━━━ RAW RECORDS

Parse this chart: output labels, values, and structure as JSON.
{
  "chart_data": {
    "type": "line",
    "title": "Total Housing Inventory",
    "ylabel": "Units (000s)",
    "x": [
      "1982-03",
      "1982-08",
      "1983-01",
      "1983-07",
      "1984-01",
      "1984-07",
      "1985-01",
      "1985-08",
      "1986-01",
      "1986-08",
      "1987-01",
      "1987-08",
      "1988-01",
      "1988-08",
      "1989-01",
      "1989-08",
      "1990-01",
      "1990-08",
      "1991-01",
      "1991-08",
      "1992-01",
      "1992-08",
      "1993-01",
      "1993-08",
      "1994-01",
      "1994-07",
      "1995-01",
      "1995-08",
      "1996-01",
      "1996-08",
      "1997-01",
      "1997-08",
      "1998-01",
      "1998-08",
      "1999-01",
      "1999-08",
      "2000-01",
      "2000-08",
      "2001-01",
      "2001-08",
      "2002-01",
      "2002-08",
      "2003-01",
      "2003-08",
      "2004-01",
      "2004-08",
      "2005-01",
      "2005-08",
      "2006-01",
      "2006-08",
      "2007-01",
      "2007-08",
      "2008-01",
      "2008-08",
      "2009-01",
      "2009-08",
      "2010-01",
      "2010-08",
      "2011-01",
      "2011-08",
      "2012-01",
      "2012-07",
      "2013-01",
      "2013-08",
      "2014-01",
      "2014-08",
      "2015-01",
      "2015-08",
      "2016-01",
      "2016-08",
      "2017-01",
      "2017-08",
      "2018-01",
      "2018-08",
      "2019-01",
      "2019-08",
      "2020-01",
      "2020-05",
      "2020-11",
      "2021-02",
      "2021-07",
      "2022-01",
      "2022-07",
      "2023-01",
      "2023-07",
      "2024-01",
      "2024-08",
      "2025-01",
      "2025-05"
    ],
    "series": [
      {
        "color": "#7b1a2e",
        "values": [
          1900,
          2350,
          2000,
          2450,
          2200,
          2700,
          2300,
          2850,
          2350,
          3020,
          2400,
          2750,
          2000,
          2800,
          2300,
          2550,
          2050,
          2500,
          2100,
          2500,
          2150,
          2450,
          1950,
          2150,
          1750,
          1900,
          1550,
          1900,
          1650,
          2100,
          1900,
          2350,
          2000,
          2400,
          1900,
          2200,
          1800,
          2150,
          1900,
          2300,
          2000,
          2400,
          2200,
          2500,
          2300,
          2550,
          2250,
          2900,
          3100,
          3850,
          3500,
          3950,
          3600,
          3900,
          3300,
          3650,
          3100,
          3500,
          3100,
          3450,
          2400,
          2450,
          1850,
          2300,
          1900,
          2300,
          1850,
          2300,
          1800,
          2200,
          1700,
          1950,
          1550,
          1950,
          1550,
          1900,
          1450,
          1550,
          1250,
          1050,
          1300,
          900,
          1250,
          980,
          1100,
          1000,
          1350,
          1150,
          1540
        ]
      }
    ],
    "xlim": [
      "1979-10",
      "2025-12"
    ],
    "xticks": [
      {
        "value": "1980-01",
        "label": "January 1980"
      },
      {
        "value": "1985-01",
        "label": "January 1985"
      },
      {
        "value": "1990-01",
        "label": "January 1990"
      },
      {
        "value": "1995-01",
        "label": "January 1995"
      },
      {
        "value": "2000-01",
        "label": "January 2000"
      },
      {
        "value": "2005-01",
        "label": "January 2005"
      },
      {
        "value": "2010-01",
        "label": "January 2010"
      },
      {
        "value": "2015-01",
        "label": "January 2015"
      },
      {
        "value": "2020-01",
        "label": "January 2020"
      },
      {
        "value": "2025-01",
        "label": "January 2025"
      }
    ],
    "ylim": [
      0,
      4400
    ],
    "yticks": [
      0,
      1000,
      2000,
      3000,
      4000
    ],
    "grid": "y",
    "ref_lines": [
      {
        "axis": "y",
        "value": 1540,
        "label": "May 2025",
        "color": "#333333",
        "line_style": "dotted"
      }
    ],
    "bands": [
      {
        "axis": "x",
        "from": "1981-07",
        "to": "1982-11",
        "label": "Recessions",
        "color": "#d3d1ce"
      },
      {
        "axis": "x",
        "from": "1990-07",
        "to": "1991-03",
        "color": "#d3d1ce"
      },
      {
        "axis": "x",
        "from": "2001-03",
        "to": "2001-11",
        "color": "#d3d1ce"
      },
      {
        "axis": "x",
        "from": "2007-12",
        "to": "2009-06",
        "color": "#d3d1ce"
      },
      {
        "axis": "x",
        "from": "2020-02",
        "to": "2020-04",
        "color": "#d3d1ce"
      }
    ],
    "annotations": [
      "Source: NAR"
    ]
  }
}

━━━━━━

:: DIRECTIVE ::
Copy each line of the data above that holds "January".

:: TASK ANSWER ::
        "label": "January 1980"
        "label": "January 1985"
        "label": "January 1990"
        "label": "January 1995"
        "label": "January 2000"
        "label": "January 2005"
        "label": "January 2010"
        "label": "January 2015"
        "label": "January 2020"
        "label": "January 2025"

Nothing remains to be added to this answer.